▶ _TASK GOAL_
Select, from the material below, each line with "приводит" in it.

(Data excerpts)

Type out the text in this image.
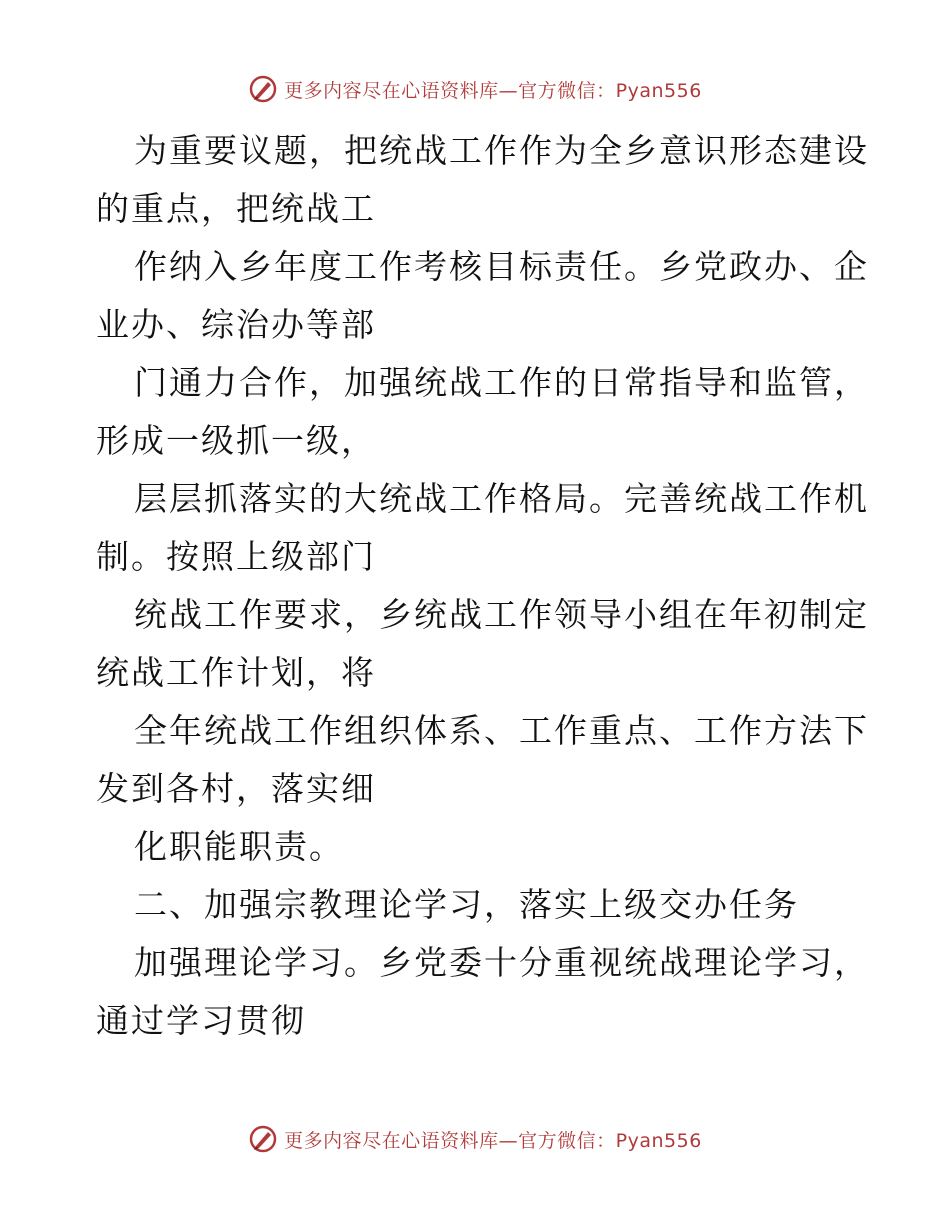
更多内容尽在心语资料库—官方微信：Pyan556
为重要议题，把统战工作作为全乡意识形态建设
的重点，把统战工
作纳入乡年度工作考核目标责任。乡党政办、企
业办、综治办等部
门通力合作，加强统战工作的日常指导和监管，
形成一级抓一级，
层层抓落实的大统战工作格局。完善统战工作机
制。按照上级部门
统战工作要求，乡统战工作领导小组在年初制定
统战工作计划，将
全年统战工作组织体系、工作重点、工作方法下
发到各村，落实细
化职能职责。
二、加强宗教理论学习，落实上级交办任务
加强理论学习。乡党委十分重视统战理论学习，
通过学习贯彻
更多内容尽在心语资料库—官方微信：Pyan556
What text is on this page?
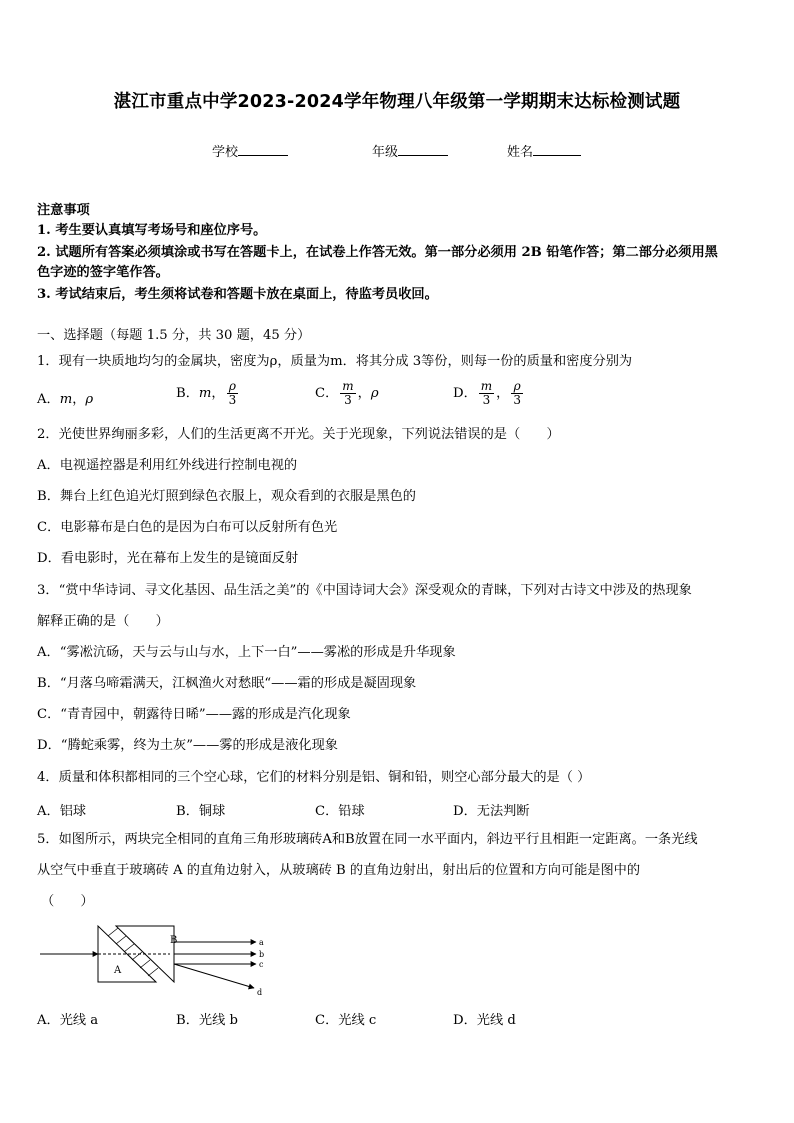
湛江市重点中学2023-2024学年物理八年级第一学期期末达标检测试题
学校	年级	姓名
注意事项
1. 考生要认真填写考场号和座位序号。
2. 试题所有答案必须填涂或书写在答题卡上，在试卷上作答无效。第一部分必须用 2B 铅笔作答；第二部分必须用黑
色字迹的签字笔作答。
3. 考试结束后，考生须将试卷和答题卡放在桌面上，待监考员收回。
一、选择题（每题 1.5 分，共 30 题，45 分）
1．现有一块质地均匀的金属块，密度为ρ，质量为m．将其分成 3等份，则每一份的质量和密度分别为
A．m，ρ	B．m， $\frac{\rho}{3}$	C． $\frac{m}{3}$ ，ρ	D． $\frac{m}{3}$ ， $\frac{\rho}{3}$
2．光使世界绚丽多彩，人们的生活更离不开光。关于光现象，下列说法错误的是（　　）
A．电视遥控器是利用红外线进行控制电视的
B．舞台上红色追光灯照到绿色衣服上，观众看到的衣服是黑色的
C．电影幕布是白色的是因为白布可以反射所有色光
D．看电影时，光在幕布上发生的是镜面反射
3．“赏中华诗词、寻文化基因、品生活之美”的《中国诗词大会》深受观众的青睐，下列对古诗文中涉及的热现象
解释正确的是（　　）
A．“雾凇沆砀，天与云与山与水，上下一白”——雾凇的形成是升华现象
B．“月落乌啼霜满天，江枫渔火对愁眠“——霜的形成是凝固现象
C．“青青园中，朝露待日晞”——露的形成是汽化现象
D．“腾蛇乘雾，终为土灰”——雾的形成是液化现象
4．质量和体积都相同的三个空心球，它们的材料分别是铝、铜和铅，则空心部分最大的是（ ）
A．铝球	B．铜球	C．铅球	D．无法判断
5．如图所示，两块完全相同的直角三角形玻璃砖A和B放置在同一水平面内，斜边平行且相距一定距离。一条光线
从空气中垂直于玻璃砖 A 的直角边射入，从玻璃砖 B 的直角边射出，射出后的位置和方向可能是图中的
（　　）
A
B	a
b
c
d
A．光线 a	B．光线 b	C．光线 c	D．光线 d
--
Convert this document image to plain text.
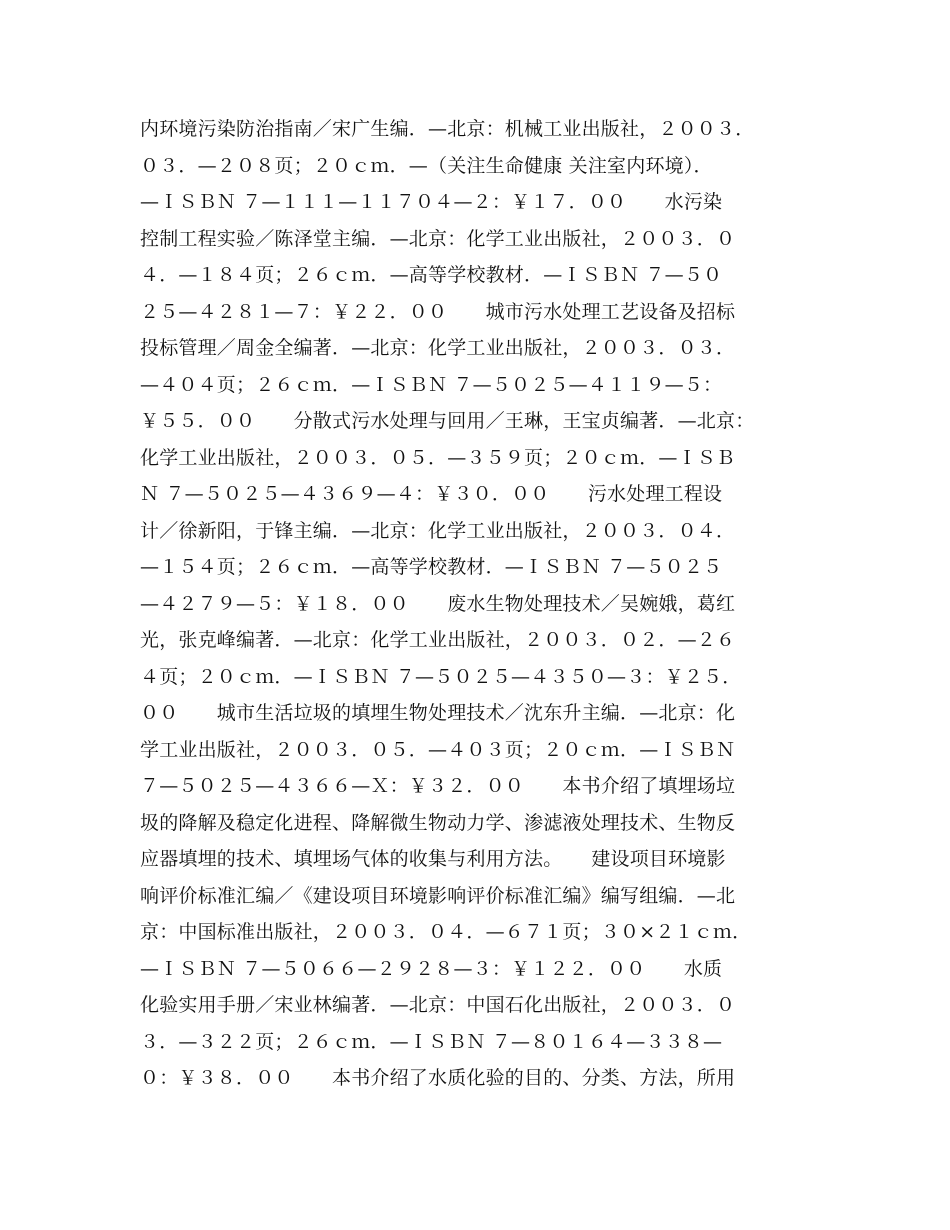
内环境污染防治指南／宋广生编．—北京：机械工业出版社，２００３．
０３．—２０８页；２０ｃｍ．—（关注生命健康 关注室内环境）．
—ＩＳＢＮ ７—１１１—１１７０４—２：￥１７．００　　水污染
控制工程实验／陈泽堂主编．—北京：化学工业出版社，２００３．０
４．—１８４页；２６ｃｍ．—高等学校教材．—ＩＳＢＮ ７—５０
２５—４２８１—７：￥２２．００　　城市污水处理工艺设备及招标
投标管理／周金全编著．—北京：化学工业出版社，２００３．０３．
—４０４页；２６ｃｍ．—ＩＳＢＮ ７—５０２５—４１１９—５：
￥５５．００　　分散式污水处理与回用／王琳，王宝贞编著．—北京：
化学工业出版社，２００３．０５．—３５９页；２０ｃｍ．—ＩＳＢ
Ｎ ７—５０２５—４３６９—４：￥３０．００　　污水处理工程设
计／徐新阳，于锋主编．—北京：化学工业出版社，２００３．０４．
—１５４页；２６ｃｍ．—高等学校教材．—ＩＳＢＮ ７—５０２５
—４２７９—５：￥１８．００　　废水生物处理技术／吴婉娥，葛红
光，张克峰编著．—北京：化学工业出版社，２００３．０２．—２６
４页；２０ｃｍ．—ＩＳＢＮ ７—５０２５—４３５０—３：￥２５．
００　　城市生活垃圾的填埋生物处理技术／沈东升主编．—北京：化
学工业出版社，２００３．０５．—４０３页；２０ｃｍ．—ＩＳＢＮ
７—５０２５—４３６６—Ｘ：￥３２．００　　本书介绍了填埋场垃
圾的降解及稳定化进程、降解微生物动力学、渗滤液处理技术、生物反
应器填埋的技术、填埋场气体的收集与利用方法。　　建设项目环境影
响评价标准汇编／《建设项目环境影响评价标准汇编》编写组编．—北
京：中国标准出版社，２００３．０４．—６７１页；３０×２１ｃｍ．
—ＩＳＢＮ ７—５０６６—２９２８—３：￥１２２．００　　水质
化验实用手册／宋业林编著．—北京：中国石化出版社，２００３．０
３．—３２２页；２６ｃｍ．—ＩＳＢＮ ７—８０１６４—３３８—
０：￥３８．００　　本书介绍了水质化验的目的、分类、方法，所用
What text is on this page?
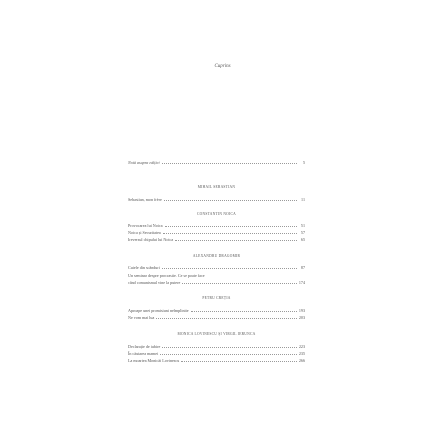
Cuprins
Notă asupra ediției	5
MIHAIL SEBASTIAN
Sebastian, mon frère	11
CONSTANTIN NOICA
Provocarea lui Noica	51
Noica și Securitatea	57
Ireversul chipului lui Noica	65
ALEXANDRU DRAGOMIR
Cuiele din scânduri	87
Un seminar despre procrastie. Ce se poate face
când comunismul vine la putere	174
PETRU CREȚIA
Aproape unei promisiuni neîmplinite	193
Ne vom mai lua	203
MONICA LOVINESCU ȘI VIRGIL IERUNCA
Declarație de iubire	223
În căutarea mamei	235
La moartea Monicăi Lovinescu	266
* * *
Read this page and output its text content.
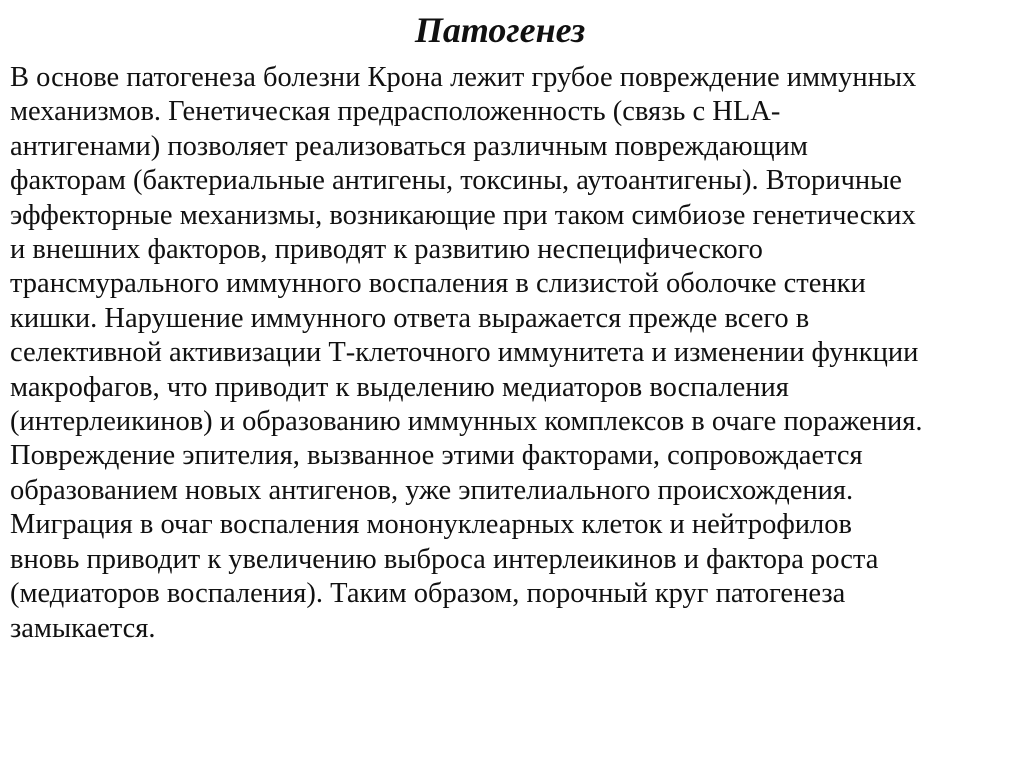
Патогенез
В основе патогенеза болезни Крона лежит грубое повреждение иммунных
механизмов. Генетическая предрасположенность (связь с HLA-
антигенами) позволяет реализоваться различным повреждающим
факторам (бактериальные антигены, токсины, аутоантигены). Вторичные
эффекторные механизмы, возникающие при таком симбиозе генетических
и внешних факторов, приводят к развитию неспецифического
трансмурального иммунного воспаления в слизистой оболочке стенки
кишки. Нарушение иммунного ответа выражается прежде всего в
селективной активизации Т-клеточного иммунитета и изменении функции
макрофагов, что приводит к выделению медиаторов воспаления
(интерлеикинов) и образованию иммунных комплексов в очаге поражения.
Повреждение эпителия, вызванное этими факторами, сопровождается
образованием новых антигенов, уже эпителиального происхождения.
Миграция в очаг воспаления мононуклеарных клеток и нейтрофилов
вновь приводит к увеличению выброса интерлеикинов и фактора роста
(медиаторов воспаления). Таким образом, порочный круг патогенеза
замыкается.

▶ _WORKED SOLUTION_
макрофагов, что приводит к выделению медиаторов воспаления
вновь приводит к увеличению выброса интерлеикинов и фактора роста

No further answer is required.